Set down the full listing exactly, character for character.
* BEGIN DATA SUPPLIED *
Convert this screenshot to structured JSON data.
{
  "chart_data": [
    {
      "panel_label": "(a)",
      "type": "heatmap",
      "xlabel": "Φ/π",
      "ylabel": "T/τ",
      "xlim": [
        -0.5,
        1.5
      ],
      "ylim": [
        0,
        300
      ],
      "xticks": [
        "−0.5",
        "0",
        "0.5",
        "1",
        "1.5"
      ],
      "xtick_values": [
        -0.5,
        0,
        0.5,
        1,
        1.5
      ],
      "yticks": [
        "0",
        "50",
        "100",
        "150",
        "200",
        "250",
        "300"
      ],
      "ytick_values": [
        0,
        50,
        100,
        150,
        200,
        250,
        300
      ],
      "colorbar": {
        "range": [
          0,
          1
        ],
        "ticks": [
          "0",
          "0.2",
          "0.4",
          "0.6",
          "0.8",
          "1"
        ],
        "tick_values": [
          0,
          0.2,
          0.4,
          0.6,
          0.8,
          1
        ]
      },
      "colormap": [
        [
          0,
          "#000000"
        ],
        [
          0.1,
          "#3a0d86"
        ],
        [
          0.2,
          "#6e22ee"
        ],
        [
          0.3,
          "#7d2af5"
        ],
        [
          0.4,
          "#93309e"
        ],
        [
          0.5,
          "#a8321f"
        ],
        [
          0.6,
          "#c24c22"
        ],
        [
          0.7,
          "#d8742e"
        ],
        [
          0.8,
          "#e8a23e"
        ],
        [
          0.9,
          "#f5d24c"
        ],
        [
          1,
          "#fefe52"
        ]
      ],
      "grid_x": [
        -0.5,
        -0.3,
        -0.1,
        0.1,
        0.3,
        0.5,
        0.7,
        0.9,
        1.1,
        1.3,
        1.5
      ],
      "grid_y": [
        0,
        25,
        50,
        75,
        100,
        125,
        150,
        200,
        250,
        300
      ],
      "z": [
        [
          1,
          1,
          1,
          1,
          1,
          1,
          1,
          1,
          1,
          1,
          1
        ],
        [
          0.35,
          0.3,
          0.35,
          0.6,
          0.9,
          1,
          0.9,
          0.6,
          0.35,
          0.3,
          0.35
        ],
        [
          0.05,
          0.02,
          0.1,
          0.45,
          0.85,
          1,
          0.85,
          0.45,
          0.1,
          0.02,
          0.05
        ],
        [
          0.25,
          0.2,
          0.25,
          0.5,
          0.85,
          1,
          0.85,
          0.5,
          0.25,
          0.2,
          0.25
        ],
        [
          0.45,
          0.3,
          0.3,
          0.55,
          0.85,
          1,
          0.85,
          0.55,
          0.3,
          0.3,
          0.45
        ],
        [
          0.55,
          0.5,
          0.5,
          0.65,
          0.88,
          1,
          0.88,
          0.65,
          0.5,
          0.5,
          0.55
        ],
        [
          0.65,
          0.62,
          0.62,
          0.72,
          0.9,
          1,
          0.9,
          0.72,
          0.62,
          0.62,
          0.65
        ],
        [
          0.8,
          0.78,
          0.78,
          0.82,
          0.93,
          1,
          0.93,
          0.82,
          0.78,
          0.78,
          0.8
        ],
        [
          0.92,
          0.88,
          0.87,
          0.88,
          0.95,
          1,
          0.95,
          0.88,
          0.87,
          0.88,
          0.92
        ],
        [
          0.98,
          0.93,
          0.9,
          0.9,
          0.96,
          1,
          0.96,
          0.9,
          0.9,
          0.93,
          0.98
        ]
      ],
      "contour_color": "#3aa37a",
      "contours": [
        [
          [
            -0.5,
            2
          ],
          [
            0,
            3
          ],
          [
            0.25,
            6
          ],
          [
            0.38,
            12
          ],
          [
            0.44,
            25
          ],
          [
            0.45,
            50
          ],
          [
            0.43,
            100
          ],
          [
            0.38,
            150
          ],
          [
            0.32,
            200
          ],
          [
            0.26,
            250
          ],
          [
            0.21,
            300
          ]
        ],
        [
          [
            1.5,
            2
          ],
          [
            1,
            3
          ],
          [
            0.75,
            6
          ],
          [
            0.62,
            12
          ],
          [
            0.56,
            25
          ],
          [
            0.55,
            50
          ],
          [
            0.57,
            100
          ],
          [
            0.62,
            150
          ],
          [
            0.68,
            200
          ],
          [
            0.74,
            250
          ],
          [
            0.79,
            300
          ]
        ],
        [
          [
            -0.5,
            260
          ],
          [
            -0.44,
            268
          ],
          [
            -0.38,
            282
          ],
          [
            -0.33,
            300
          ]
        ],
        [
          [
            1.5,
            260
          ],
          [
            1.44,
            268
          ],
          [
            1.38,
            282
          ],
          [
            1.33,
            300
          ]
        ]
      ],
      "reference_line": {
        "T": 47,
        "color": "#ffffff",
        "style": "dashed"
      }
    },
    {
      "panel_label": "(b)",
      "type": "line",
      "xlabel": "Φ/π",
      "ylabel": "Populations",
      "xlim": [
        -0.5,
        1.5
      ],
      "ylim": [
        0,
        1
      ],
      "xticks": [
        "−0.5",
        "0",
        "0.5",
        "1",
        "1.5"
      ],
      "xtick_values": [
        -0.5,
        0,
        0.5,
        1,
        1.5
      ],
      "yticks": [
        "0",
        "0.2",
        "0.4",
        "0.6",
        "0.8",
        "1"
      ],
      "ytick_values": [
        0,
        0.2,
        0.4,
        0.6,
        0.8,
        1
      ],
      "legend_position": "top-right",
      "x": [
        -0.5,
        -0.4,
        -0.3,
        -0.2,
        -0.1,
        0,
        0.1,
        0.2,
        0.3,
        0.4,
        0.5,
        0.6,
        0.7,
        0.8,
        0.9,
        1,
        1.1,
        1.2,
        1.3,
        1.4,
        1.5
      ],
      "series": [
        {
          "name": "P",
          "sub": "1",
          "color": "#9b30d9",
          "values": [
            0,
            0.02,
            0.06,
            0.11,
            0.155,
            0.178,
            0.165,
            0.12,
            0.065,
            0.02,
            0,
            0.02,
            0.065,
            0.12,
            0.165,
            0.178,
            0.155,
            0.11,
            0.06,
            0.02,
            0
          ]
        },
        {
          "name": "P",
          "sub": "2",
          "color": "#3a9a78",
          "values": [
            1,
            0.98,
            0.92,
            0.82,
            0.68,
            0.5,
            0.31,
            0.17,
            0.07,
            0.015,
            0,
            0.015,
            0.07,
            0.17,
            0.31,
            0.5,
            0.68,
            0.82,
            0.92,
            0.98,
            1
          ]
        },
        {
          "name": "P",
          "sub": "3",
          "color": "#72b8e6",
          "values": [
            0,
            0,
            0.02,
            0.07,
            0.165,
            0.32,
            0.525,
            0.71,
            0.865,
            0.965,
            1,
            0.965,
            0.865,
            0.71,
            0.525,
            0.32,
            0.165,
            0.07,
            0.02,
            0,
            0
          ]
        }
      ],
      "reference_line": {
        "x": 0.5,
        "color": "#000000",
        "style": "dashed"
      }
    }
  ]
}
* END DATA SUPPLIED *
- [RESULT FOR THIS EXERCISE]:
Convert this screenshot to structured JSON data.
{
  "chart_data": [
    {
      "panel_label": "(a)",
      "type": "heatmap",
      "xlabel": "Φ/π",
      "ylabel": "T/τ",
      "xlim": [
        -0.5,
        1.5
      ],
      "ylim": [
        0,
        300
      ],
      "xticks": [
        "−0.5",
        "0",
        "0.5",
        "1",
        "1.5"
      ],
      "xtick_values": [
        -0.5,
        0,
        0.5,
        1,
        1.5
      ],
      "yticks": [
        "0",
        "50",
        "100",
        "150",
        "200",
        "250",
        "300"
      ],
      "ytick_values": [
        0,
        50,
        100,
        150,
        200,
        250,
        300
      ],
      "colorbar": {
        "range": [
          0,
          1
        ],
        "ticks": [
          "0",
          "0.2",
          "0.4",
          "0.6",
          "0.8",
          "1"
        ],
        "tick_values": [
          0,
          0.2,
          0.4,
          0.6,
          0.8,
          1
        ]
      },
      "colormap": [
        [
          0,
          "#000000"
        ],
        [
          0.1,
          "#3a0d86"
        ],
        [
          0.2,
          "#6e22ee"
        ],
        [
          0.3,
          "#7d2af5"
        ],
        [
          0.4,
          "#93309e"
        ],
        [
          0.5,
          "#a8321f"
        ],
        [
          0.6,
          "#c24c22"
        ],
        [
          0.7,
          "#d8742e"
        ],
        [
          0.8,
          "#e8a23e"
        ],
        [
          0.9,
          "#f5d24c"
        ],
        [
          1,
          "#fefe52"
        ]
      ],
      "grid_x": [
        -0.5,
        -0.3,
        -0.1,
        0.1,
        0.3,
        0.5,
        0.7,
        0.9,
        1.1,
        1.3,
        1.5
      ],
      "grid_y": [
        0,
        25,
        50,
        75,
        100,
        125,
        150,
        200,
        250,
        300
      ],
      "z": [
        [
          1,
          1,
          1,
          1,
          1,
          1,
          1,
          1,
          1,
          1,
          1
        ],
        [
          0.35,
          0.3,
          0.35,
          0.6,
          0.9,
          1,
          0.9,
          0.6,
          0.35,
          0.3,
          0.35
        ],
        [
          0.05,
          0.02,
          0.1,
          0.45,
          0.85,
          1,
          0.85,
          0.45,
          0.1,
          0.02,
          0.05
        ],
        [
          0.25,
          0.2,
          0.25,
          0.5,
          0.85,
          1,
          0.85,
          0.5,
          0.25,
          0.2,
          0.25
        ],
        [
          0.45,
          0.3,
          0.3,
          0.55,
          0.85,
          1,
          0.85,
          0.55,
          0.3,
          0.3,
          0.45
        ],
        [
          0.55,
          0.5,
          0.5,
          0.65,
          0.88,
          1,
          0.88,
          0.65,
          0.5,
          0.5,
          0.55
        ],
        [
          0.65,
          0.62,
          0.62,
          0.72,
          0.9,
          1,
          0.9,
          0.72,
          0.62,
          0.62,
          0.65
        ],
        [
          0.8,
          0.78,
          0.78,
          0.82,
          0.93,
          1,
          0.93,
          0.82,
          0.78,
          0.78,
          0.8
        ],
        [
          0.92,
          0.88,
          0.87,
          0.88,
          0.95,
          1,
          0.95,
          0.88,
          0.87,
          0.88,
          0.92
        ],
        [
          0.98,
          0.93,
          0.9,
          0.9,
          0.96,
          1,
          0.96,
          0.9,
          0.9,
          0.93,
          0.98
        ]
      ],
      "contour_color": "#3aa37a",
      "contours": [
        [
          [
            -0.5,
            2
          ],
          [
            0,
            3
          ],
          [
            0.25,
            6
          ],
          [
            0.38,
            12
          ],
          [
            0.44,
            25
          ],
          [
            0.45,
            50
          ],
          [
            0.43,
            100
          ],
          [
            0.38,
            150
          ],
          [
            0.32,
            200
          ],
          [
            0.26,
            250
          ],
          [
            0.21,
            300
          ]
        ],
        [
          [
            1.5,
            2
          ],
          [
            1,
            3
          ],
          [
            0.75,
            6
          ],
          [
            0.62,
            12
          ],
          [
            0.56,
            25
          ],
          [
            0.55,
            50
          ],
          [
            0.57,
            100
          ],
          [
            0.62,
            150
          ],
          [
            0.68,
            200
          ],
          [
            0.74,
            250
          ],
          [
            0.79,
            300
          ]
        ],
        [
          [
            -0.5,
            260
          ],
          [
            -0.44,
            268
          ],
          [
            -0.38,
            282
          ],
          [
            -0.33,
            300
          ]
        ],
        [
          [
            1.5,
            260
          ],
          [
            1.44,
            268
          ],
          [
            1.38,
            282
          ],
          [
            1.33,
            300
          ]
        ]
      ],
      "reference_line": {
        "T": 47,
        "color": "#ffffff",
        "style": "dashed"
      }
    },
    {
      "panel_label": "(b)",
      "type": "line",
      "xlabel": "Φ/π",
      "ylabel": "Populations",
      "xlim": [
        -0.5,
        1.5
      ],
      "ylim": [
        0,
        1
      ],
      "xticks": [
        "−0.5",
        "0",
        "0.5",
        "1",
        "1.5"
      ],
      "xtick_values": [
        -0.5,
        0,
        0.5,
        1,
        1.5
      ],
      "yticks": [
        "0",
        "0.2",
        "0.4",
        "0.6",
        "0.8",
        "1"
      ],
      "ytick_values": [
        0,
        0.2,
        0.4,
        0.6,
        0.8,
        1
      ],
      "legend_position": "top-right",
      "x": [
        -0.5,
        -0.4,
        -0.3,
        -0.2,
        -0.1,
        0,
        0.1,
        0.2,
        0.3,
        0.4,
        0.5,
        0.6,
        0.7,
        0.8,
        0.9,
        1,
        1.1,
        1.2,
        1.3,
        1.4,
        1.5
      ],
      "series": [
        {
          "name": "P",
          "sub": "1",
          "color": "#9b30d9",
          "values": [
            0,
            0.02,
            0.06,
            0.11,
            0.155,
            0.178,
            0.165,
            0.12,
            0.065,
            0.02,
            0,
            0.02,
            0.065,
            0.12,
            0.165,
            0.178,
            0.155,
            0.11,
            0.06,
            0.02,
            0
          ]
        },
        {
          "name": "P",
          "sub": "2",
          "color": "#3a9a78",
          "values": [
            1,
            0.98,
            0.92,
            0.82,
            0.68,
            0.5,
            0.31,
            0.17,
            0.07,
            0.015,
            0,
            0.015,
            0.07,
            0.17,
            0.31,
            0.5,
            0.68,
            0.82,
            0.92,
            0.98,
            1
          ]
        },
        {
          "name": "P",
          "sub": "3",
          "color": "#72b8e6",
          "values": [
            0,
            0,
            0.02,
            0.07,
            0.165,
            0.32,
            0.525,
            0.71,
            0.865,
            0.965,
            1,
            0.965,
            0.865,
            0.71,
            0.525,
            0.32,
            0.165,
            0.07,
            0.02,
            0,
            0
          ]
        }
      ],
      "reference_line": {
        "x": 0.5,
        "color": "#000000",
        "style": "dashed"
      }
    }
  ]
}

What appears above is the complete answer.